Extracted data entries
_ _ _ _

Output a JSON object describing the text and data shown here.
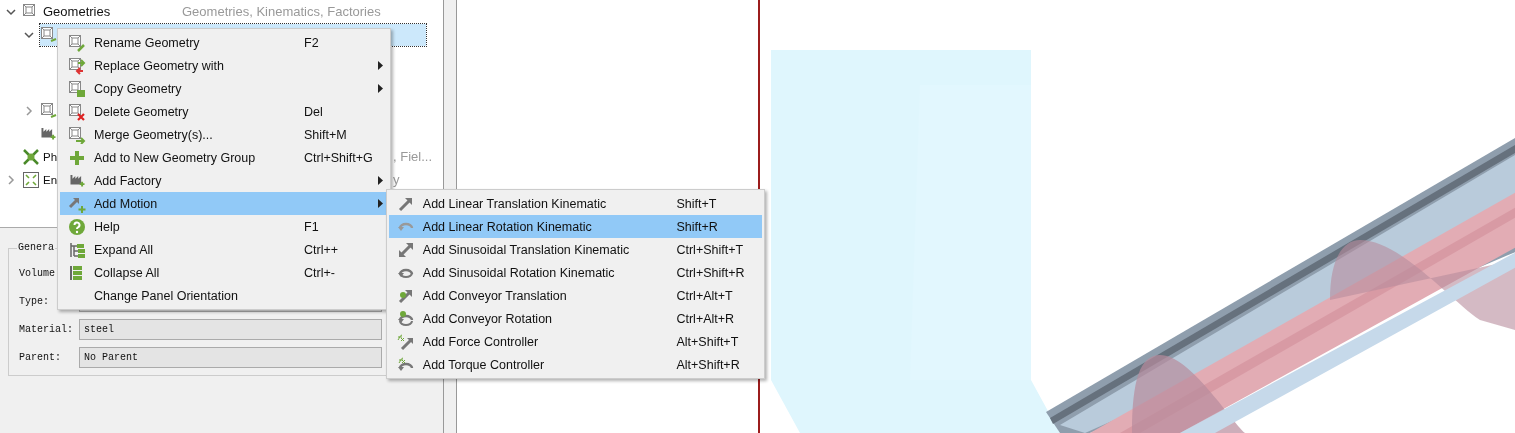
{
  "tree": {
    "items": [
      {
        "label": "Geometries",
        "description": "Geometries, Kinematics, Factories",
        "kind": "geometry",
        "expanded": true,
        "selected": false,
        "children": [
          {
            "kind": "geometry-sub",
            "expanded": true,
            "selected": true
          },
          {
            "kind": "geometry-sub",
            "expanded": false,
            "selected": false
          },
          {
            "kind": "factory",
            "selected": false
          }
        ]
      },
      {
        "label": "Ph",
        "description": ", Fiel...",
        "kind": "physics",
        "selected": false
      },
      {
        "label": "En",
        "description": "y",
        "kind": "environment",
        "expanded": false,
        "selected": false
      }
    ]
  },
  "properties": {
    "group_title": "Genera",
    "fields": [
      {
        "label": "Volume",
        "kind": "label"
      },
      {
        "label": "Type:",
        "kind": "field"
      },
      {
        "label": "Material:",
        "value": "steel",
        "kind": "field"
      },
      {
        "label": "Parent:",
        "value": "No Parent",
        "kind": "field"
      }
    ]
  },
  "context_menu": {
    "items": [
      {
        "label": "Rename Geometry",
        "shortcut": "F2",
        "kind": "rename",
        "submenu": false,
        "selected": false
      },
      {
        "label": "Replace Geometry with",
        "kind": "replace",
        "submenu": true,
        "selected": false
      },
      {
        "label": "Copy Geometry",
        "kind": "copy",
        "submenu": true,
        "selected": false
      },
      {
        "label": "Delete Geometry",
        "shortcut": "Del",
        "kind": "delete",
        "submenu": false,
        "selected": false
      },
      {
        "label": "Merge Geometry(s)...",
        "shortcut": "Shift+M",
        "kind": "merge",
        "submenu": false,
        "selected": false
      },
      {
        "label": "Add to New Geometry Group",
        "shortcut": "Ctrl+Shift+G",
        "kind": "add",
        "submenu": false,
        "selected": false
      },
      {
        "label": "Add Factory",
        "kind": "factory",
        "submenu": true,
        "selected": false
      },
      {
        "label": "Add Motion",
        "kind": "motion",
        "submenu": true,
        "selected": true
      },
      {
        "label": "Help",
        "shortcut": "F1",
        "kind": "help",
        "submenu": false,
        "selected": false
      },
      {
        "label": "Expand All",
        "shortcut": "Ctrl++",
        "kind": "expand",
        "submenu": false,
        "selected": false
      },
      {
        "label": "Collapse All",
        "shortcut": "Ctrl+-",
        "kind": "collapse",
        "submenu": false,
        "selected": false
      },
      {
        "label": "Change Panel Orientation",
        "kind": "none",
        "submenu": false,
        "selected": false
      }
    ]
  },
  "submenu": {
    "items": [
      {
        "label": "Add Linear Translation Kinematic",
        "shortcut": "Shift+T",
        "kind": "translate",
        "selected": false
      },
      {
        "label": "Add Linear Rotation Kinematic",
        "shortcut": "Shift+R",
        "kind": "rotate",
        "selected": true
      },
      {
        "label": "Add Sinusoidal Translation Kinematic",
        "shortcut": "Ctrl+Shift+T",
        "kind": "sin-translate",
        "selected": false
      },
      {
        "label": "Add Sinusoidal Rotation Kinematic",
        "shortcut": "Ctrl+Shift+R",
        "kind": "sin-rotate",
        "selected": false
      },
      {
        "label": "Add Conveyor Translation",
        "shortcut": "Ctrl+Alt+T",
        "kind": "conveyor-translate",
        "selected": false
      },
      {
        "label": "Add Conveyor Rotation",
        "shortcut": "Ctrl+Alt+R",
        "kind": "conveyor-rotate",
        "selected": false
      },
      {
        "label": "Add Force Controller",
        "shortcut": "Alt+Shift+T",
        "kind": "force",
        "selected": false
      },
      {
        "label": "Add Torque Controller",
        "shortcut": "Alt+Shift+R",
        "kind": "torque",
        "selected": false
      }
    ]
  }
}
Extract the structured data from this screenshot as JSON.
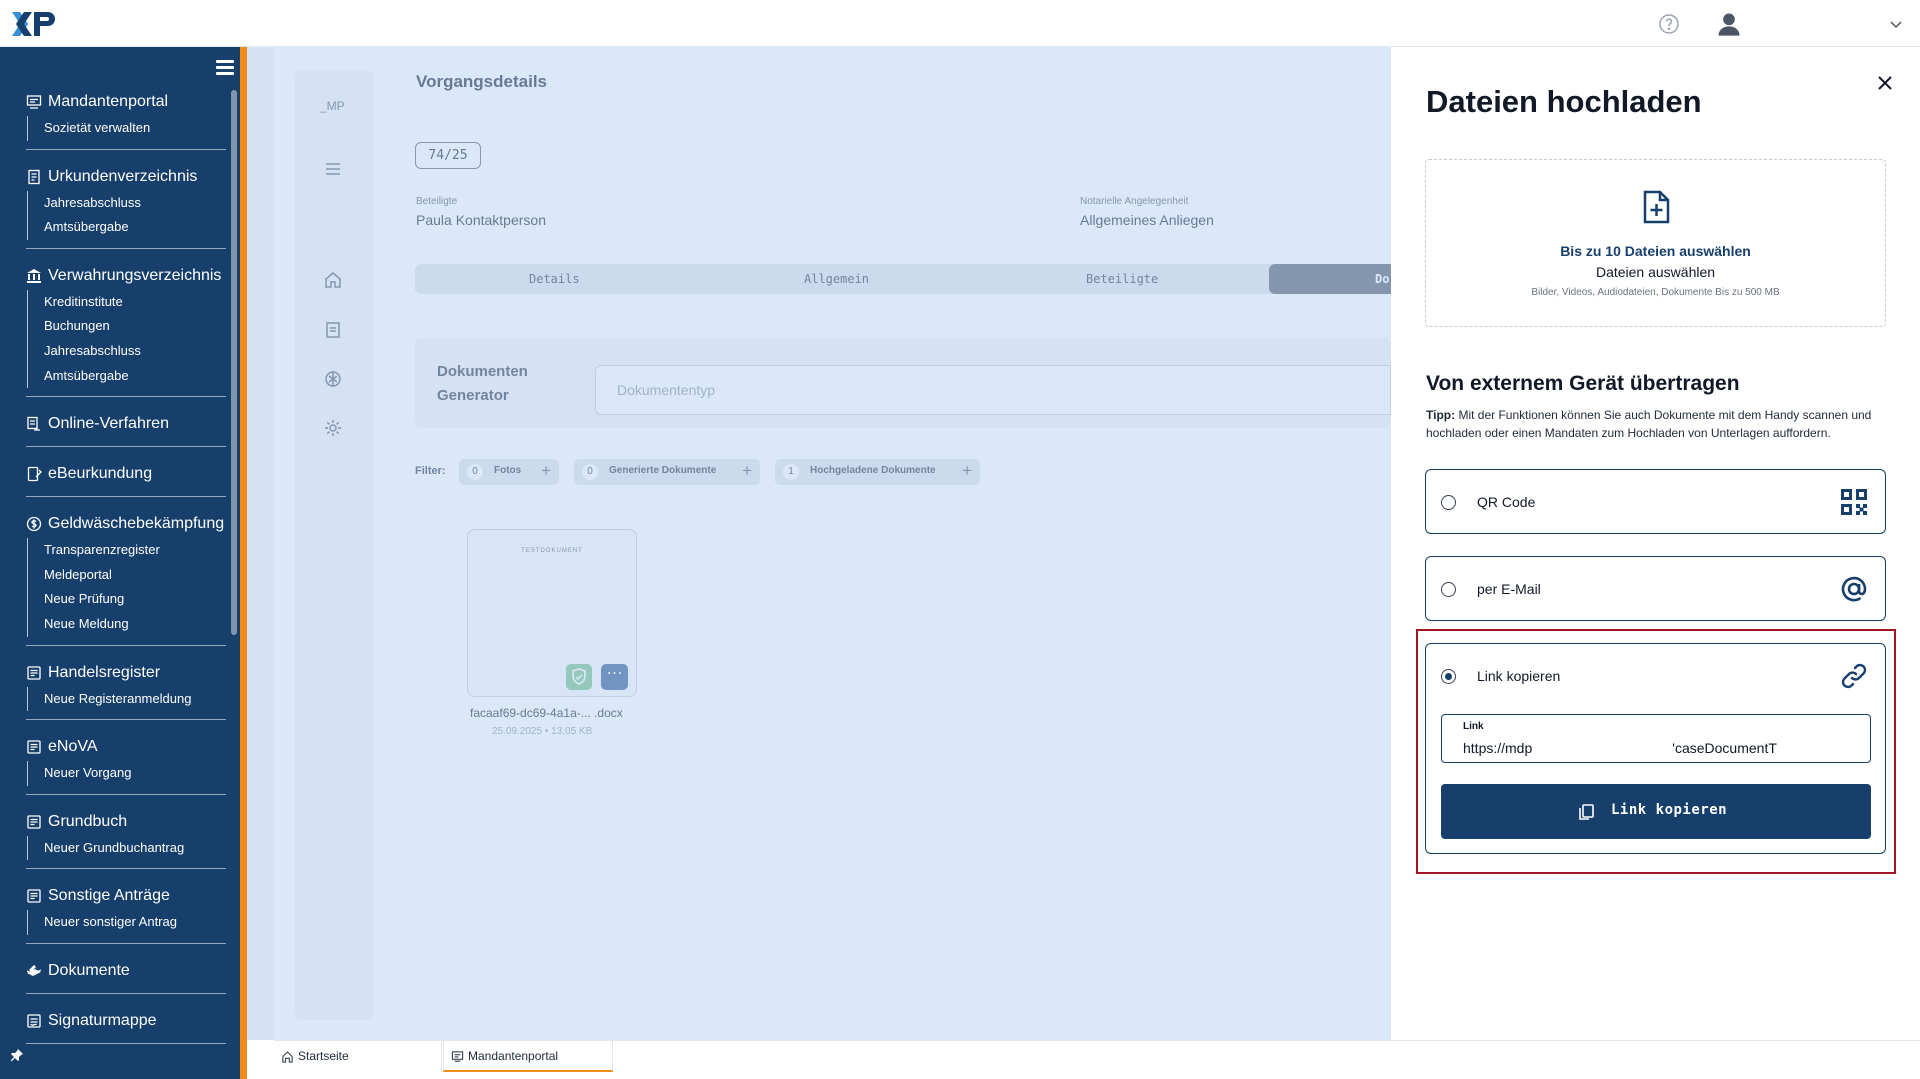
{
  "app": {
    "logo_text": "XP"
  },
  "sidebar": {
    "sections": [
      {
        "label": "Mandantenportal",
        "icon": "portal-icon",
        "items": [
          "Sozietät verwalten"
        ]
      },
      {
        "label": "Urkundenverzeichnis",
        "icon": "document-index-icon",
        "items": [
          "Jahresabschluss",
          "Amtsübergabe"
        ]
      },
      {
        "label": "Verwahrungsverzeichnis",
        "icon": "bank-icon",
        "items": [
          "Kreditinstitute",
          "Buchungen",
          "Jahresabschluss",
          "Amtsübergabe"
        ]
      },
      {
        "label": "Online-Verfahren",
        "icon": "online-procedure-icon",
        "items": []
      },
      {
        "label": "eBeurkundung",
        "icon": "tablet-icon",
        "items": []
      },
      {
        "label": "Geldwäschebekämpfung",
        "icon": "money-icon",
        "items": [
          "Transparenzregister",
          "Meldeportal",
          "Neue Prüfung",
          "Neue Meldung"
        ]
      },
      {
        "label": "Handelsregister",
        "icon": "register-icon",
        "items": [
          "Neue Registeranmeldung"
        ]
      },
      {
        "label": "eNoVA",
        "icon": "register-icon",
        "items": [
          "Neuer Vorgang"
        ]
      },
      {
        "label": "Grundbuch",
        "icon": "register-icon",
        "items": [
          "Neuer Grundbuchantrag"
        ]
      },
      {
        "label": "Sonstige Anträge",
        "icon": "register-icon",
        "items": [
          "Neuer sonstiger Antrag"
        ]
      },
      {
        "label": "Dokumente",
        "icon": "documents-icon",
        "items": []
      },
      {
        "label": "Signaturmappe",
        "icon": "signature-icon",
        "items": []
      }
    ]
  },
  "main": {
    "rail_label": "_MP",
    "title": "Vorgangsdetails",
    "case_number": "74/25",
    "beteiligte_label": "Beteiligte",
    "beteiligte_value": "Paula Kontaktperson",
    "angelegenheit_label": "Notarielle Angelegenheit",
    "angelegenheit_value": "Allgemeines Anliegen",
    "tabs": [
      "Details",
      "Allgemein",
      "Beteiligte",
      "Do"
    ],
    "generator_label": "Dokumenten Generator",
    "generator_placeholder": "Dokumententyp",
    "filter_label": "Filter:",
    "filters": [
      {
        "count": "0",
        "label": "Fotos"
      },
      {
        "count": "0",
        "label": "Generierte Dokumente"
      },
      {
        "count": "1",
        "label": "Hochgeladene Dokumente"
      }
    ],
    "document": {
      "preview_title": "TESTDOKUMENT",
      "name": "facaaf69-dc69-4a1a-... .docx",
      "meta": "25.09.2025  •  13,05 KB"
    }
  },
  "bottom_tabs": [
    "Startseite",
    "Mandantenportal"
  ],
  "panel": {
    "title": "Dateien hochladen",
    "dropzone_title": "Bis zu 10 Dateien auswählen",
    "dropzone_sub": "Dateien auswählen",
    "dropzone_hint": "Bilder, Videos, Audiodateien, Dokumente Bis zu 500 MB",
    "section_title": "Von externem Gerät übertragen",
    "tip_label": "Tipp:",
    "tip_text": " Mit der Funktionen können Sie auch Dokumente mit dem Handy scannen und hochladen oder einen Mandaten zum Hochladen von Unterlagen auffordern.",
    "options": [
      {
        "label": "QR Code",
        "icon": "qr-code-icon",
        "selected": false
      },
      {
        "label": "per E-Mail",
        "icon": "at-sign-icon",
        "selected": false
      },
      {
        "label": "Link kopieren",
        "icon": "link-icon",
        "selected": true
      }
    ],
    "link_field_label": "Link",
    "link_field_value": "https://mdp                                    'caseDocumentT",
    "copy_button_label": "Link kopieren"
  },
  "colors": {
    "brand": "#173f6b",
    "accent": "#f08a1b",
    "highlight": "#a31522"
  }
}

_ _ _ _

Provide the number of lines in the data above that contain the string "Linear", and nothing else.

2